++++ Supplied entries

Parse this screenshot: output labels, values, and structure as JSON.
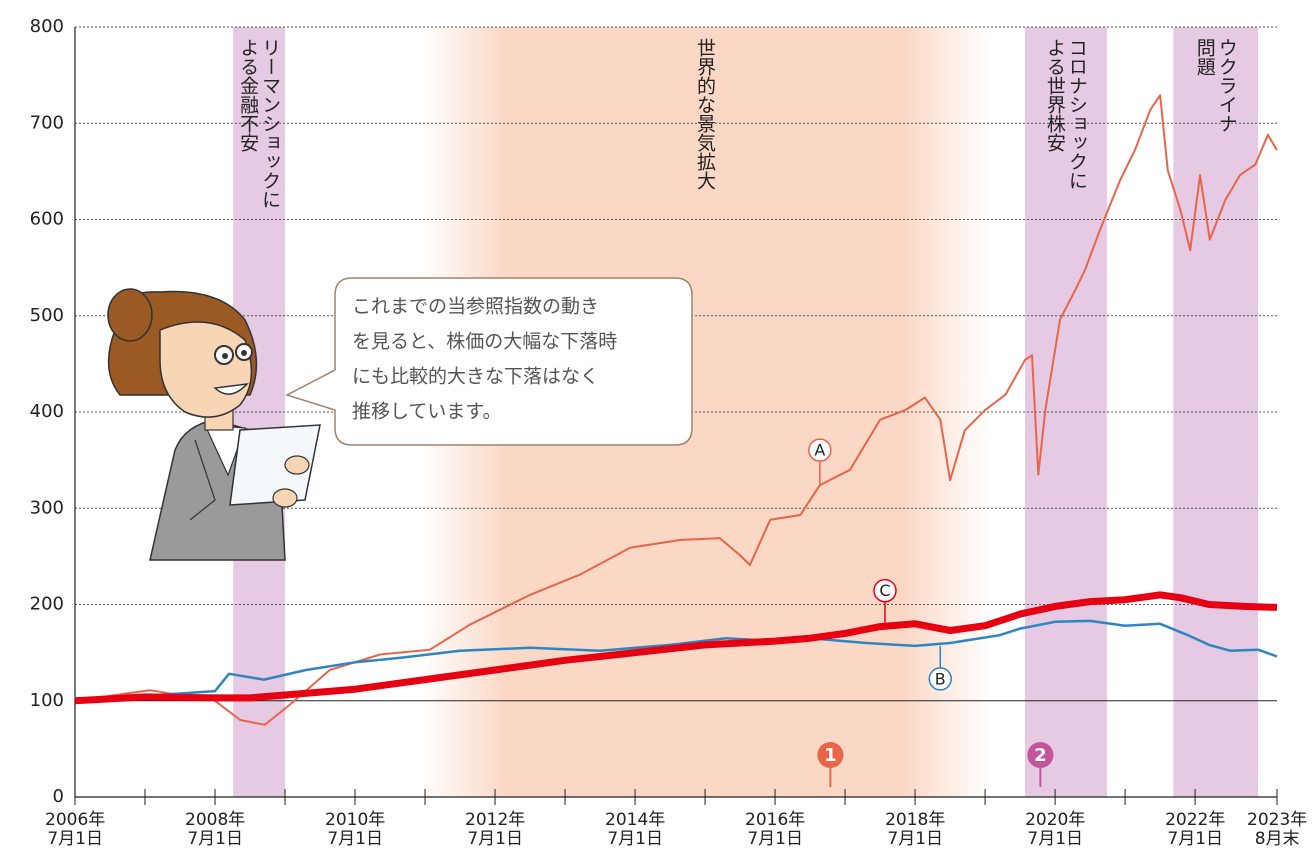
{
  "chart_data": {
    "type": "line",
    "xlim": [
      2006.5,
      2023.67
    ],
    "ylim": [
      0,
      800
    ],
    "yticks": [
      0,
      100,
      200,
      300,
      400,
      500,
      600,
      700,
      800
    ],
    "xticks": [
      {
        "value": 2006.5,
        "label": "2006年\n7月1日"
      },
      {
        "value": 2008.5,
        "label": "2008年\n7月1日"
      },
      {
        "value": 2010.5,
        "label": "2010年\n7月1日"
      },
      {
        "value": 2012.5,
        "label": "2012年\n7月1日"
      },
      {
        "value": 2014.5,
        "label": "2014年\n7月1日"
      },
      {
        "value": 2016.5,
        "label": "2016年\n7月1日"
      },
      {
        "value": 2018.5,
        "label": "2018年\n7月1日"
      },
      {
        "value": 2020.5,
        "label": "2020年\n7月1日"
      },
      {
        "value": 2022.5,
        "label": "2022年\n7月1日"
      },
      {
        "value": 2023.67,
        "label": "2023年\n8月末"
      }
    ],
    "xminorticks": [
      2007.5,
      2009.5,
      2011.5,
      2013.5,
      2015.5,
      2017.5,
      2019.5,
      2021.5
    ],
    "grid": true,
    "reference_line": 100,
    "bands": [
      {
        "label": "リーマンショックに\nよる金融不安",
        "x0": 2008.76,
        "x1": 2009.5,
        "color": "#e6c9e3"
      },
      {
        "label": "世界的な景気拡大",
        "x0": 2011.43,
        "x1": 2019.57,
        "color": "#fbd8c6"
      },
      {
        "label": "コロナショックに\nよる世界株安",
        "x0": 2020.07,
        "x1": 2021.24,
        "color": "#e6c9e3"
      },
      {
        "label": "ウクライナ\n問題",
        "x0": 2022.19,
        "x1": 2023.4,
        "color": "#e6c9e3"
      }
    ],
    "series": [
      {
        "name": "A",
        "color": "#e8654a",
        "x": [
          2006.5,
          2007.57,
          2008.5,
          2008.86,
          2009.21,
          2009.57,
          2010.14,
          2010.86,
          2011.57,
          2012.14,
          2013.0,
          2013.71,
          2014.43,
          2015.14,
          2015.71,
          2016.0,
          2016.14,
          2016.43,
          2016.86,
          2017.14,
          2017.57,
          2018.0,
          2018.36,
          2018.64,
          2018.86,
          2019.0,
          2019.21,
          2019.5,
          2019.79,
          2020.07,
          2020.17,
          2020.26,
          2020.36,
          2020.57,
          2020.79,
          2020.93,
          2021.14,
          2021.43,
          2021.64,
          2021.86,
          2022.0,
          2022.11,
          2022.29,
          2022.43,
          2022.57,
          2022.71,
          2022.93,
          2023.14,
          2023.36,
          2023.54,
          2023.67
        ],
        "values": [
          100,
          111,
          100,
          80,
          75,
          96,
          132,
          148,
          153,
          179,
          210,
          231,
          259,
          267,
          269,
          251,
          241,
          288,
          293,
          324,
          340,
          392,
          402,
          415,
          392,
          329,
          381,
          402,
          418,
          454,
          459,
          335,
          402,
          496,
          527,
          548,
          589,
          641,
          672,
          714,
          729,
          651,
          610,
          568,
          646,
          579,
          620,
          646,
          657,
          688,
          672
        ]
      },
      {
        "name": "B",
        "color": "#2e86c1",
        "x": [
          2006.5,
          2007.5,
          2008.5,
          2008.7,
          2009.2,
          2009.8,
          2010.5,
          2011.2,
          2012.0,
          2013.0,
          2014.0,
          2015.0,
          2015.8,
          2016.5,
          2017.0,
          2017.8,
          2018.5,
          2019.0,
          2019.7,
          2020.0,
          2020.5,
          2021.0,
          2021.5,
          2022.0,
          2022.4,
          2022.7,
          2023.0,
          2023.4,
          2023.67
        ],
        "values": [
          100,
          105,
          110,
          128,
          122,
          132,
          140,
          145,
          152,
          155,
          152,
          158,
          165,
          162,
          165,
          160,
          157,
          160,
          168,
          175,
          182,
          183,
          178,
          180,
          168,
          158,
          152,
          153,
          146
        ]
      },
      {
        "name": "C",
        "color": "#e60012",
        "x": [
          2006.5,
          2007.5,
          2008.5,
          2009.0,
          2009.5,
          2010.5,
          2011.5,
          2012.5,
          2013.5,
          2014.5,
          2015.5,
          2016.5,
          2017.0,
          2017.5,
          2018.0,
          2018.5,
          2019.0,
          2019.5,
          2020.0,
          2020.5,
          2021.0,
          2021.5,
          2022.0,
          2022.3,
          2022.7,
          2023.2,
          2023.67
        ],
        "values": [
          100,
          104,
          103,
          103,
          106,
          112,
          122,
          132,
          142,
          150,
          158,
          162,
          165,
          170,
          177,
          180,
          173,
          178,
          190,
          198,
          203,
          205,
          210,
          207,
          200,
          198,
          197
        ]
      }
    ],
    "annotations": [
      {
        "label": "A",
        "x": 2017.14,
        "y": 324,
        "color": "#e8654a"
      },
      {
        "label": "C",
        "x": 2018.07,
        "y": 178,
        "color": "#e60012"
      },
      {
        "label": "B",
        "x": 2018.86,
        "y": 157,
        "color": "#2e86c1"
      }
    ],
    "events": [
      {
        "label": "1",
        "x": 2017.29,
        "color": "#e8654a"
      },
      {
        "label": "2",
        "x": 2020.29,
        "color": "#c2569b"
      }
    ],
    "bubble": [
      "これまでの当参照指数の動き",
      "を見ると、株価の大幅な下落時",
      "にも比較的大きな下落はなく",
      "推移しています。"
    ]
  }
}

++++++++

Task directions |
Transcribe the records word for word and include no pictures.

Written response |
Parse this screenshot: output labels, values, and structure as JSON.
{
  "chart_data": {
    "type": "line",
    "xlim": [
      2006.5,
      2023.67
    ],
    "ylim": [
      0,
      800
    ],
    "yticks": [
      0,
      100,
      200,
      300,
      400,
      500,
      600,
      700,
      800
    ],
    "xticks": [
      {
        "value": 2006.5,
        "label": "2006年\n7月1日"
      },
      {
        "value": 2008.5,
        "label": "2008年\n7月1日"
      },
      {
        "value": 2010.5,
        "label": "2010年\n7月1日"
      },
      {
        "value": 2012.5,
        "label": "2012年\n7月1日"
      },
      {
        "value": 2014.5,
        "label": "2014年\n7月1日"
      },
      {
        "value": 2016.5,
        "label": "2016年\n7月1日"
      },
      {
        "value": 2018.5,
        "label": "2018年\n7月1日"
      },
      {
        "value": 2020.5,
        "label": "2020年\n7月1日"
      },
      {
        "value": 2022.5,
        "label": "2022年\n7月1日"
      },
      {
        "value": 2023.67,
        "label": "2023年\n8月末"
      }
    ],
    "xminorticks": [
      2007.5,
      2009.5,
      2011.5,
      2013.5,
      2015.5,
      2017.5,
      2019.5,
      2021.5
    ],
    "grid": true,
    "reference_line": 100,
    "bands": [
      {
        "label": "リーマンショックに\nよる金融不安",
        "x0": 2008.76,
        "x1": 2009.5,
        "color": "#e6c9e3"
      },
      {
        "label": "世界的な景気拡大",
        "x0": 2011.43,
        "x1": 2019.57,
        "color": "#fbd8c6"
      },
      {
        "label": "コロナショックに\nよる世界株安",
        "x0": 2020.07,
        "x1": 2021.24,
        "color": "#e6c9e3"
      },
      {
        "label": "ウクライナ\n問題",
        "x0": 2022.19,
        "x1": 2023.4,
        "color": "#e6c9e3"
      }
    ],
    "series": [
      {
        "name": "A",
        "color": "#e8654a",
        "x": [
          2006.5,
          2007.57,
          2008.5,
          2008.86,
          2009.21,
          2009.57,
          2010.14,
          2010.86,
          2011.57,
          2012.14,
          2013.0,
          2013.71,
          2014.43,
          2015.14,
          2015.71,
          2016.0,
          2016.14,
          2016.43,
          2016.86,
          2017.14,
          2017.57,
          2018.0,
          2018.36,
          2018.64,
          2018.86,
          2019.0,
          2019.21,
          2019.5,
          2019.79,
          2020.07,
          2020.17,
          2020.26,
          2020.36,
          2020.57,
          2020.79,
          2020.93,
          2021.14,
          2021.43,
          2021.64,
          2021.86,
          2022.0,
          2022.11,
          2022.29,
          2022.43,
          2022.57,
          2022.71,
          2022.93,
          2023.14,
          2023.36,
          2023.54,
          2023.67
        ],
        "values": [
          100,
          111,
          100,
          80,
          75,
          96,
          132,
          148,
          153,
          179,
          210,
          231,
          259,
          267,
          269,
          251,
          241,
          288,
          293,
          324,
          340,
          392,
          402,
          415,
          392,
          329,
          381,
          402,
          418,
          454,
          459,
          335,
          402,
          496,
          527,
          548,
          589,
          641,
          672,
          714,
          729,
          651,
          610,
          568,
          646,
          579,
          620,
          646,
          657,
          688,
          672
        ]
      },
      {
        "name": "B",
        "color": "#2e86c1",
        "x": [
          2006.5,
          2007.5,
          2008.5,
          2008.7,
          2009.2,
          2009.8,
          2010.5,
          2011.2,
          2012.0,
          2013.0,
          2014.0,
          2015.0,
          2015.8,
          2016.5,
          2017.0,
          2017.8,
          2018.5,
          2019.0,
          2019.7,
          2020.0,
          2020.5,
          2021.0,
          2021.5,
          2022.0,
          2022.4,
          2022.7,
          2023.0,
          2023.4,
          2023.67
        ],
        "values": [
          100,
          105,
          110,
          128,
          122,
          132,
          140,
          145,
          152,
          155,
          152,
          158,
          165,
          162,
          165,
          160,
          157,
          160,
          168,
          175,
          182,
          183,
          178,
          180,
          168,
          158,
          152,
          153,
          146
        ]
      },
      {
        "name": "C",
        "color": "#e60012",
        "x": [
          2006.5,
          2007.5,
          2008.5,
          2009.0,
          2009.5,
          2010.5,
          2011.5,
          2012.5,
          2013.5,
          2014.5,
          2015.5,
          2016.5,
          2017.0,
          2017.5,
          2018.0,
          2018.5,
          2019.0,
          2019.5,
          2020.0,
          2020.5,
          2021.0,
          2021.5,
          2022.0,
          2022.3,
          2022.7,
          2023.2,
          2023.67
        ],
        "values": [
          100,
          104,
          103,
          103,
          106,
          112,
          122,
          132,
          142,
          150,
          158,
          162,
          165,
          170,
          177,
          180,
          173,
          178,
          190,
          198,
          203,
          205,
          210,
          207,
          200,
          198,
          197
        ]
      }
    ],
    "annotations": [
      {
        "label": "A",
        "x": 2017.14,
        "y": 324,
        "color": "#e8654a"
      },
      {
        "label": "C",
        "x": 2018.07,
        "y": 178,
        "color": "#e60012"
      },
      {
        "label": "B",
        "x": 2018.86,
        "y": 157,
        "color": "#2e86c1"
      }
    ],
    "events": [
      {
        "label": "1",
        "x": 2017.29,
        "color": "#e8654a"
      },
      {
        "label": "2",
        "x": 2020.29,
        "color": "#c2569b"
      }
    ],
    "bubble": [
      "これまでの当参照指数の動き",
      "を見ると、株価の大幅な下落時",
      "にも比較的大きな下落はなく",
      "推移しています。"
    ]
  }
}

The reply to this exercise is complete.